:: MATERIAL FOR THIS TASK ::

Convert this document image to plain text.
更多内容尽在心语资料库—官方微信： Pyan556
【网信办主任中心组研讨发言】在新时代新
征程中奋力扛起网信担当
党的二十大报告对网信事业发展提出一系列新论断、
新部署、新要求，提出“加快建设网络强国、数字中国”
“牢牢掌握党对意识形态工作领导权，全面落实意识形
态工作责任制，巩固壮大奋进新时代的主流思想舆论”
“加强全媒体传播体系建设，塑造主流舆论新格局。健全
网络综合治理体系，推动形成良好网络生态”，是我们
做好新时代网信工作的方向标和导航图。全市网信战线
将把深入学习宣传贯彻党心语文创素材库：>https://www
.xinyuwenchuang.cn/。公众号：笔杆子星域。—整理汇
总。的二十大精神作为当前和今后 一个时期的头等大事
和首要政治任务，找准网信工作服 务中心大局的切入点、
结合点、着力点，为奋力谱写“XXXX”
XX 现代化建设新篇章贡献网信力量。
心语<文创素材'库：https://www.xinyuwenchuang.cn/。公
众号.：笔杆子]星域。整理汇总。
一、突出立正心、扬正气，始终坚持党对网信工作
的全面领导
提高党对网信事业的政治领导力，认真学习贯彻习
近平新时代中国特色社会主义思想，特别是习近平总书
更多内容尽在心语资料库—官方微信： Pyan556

:::

EXERCISE DIRECTIONS »
Repeat the records exactly, including every line.

RESPONSE TO THIS TASK »
Convert this document image to plain text.
更多内容尽在心语资料库—官方微信： Pyan556
【网信办主任中心组研讨发言】在新时代新
征程中奋力扛起网信担当
党的二十大报告对网信事业发展提出一系列新论断、
新部署、新要求，提出“加快建设网络强国、数字中国”
“牢牢掌握党对意识形态工作领导权，全面落实意识形
态工作责任制，巩固壮大奋进新时代的主流思想舆论”
“加强全媒体传播体系建设，塑造主流舆论新格局。健全
网络综合治理体系，推动形成良好网络生态”，是我们
做好新时代网信工作的方向标和导航图。全市网信战线
将把深入学习宣传贯彻党心语文创素材库：>https://www
.xinyuwenchuang.cn/。公众号：笔杆子星域。—整理汇
总。的二十大精神作为当前和今后 一个时期的头等大事
和首要政治任务，找准网信工作服 务中心大局的切入点、
结合点、着力点，为奋力谱写“XXXX”
XX 现代化建设新篇章贡献网信力量。
心语<文创素材'库：https://www.xinyuwenchuang.cn/。公
众号.：笔杆子]星域。整理汇总。
一、突出立正心、扬正气，始终坚持党对网信工作
的全面领导
提高党对网信事业的政治领导力，认真学习贯彻习
近平新时代中国特色社会主义思想，特别是习近平总书
更多内容尽在心语资料库—官方微信： Pyan556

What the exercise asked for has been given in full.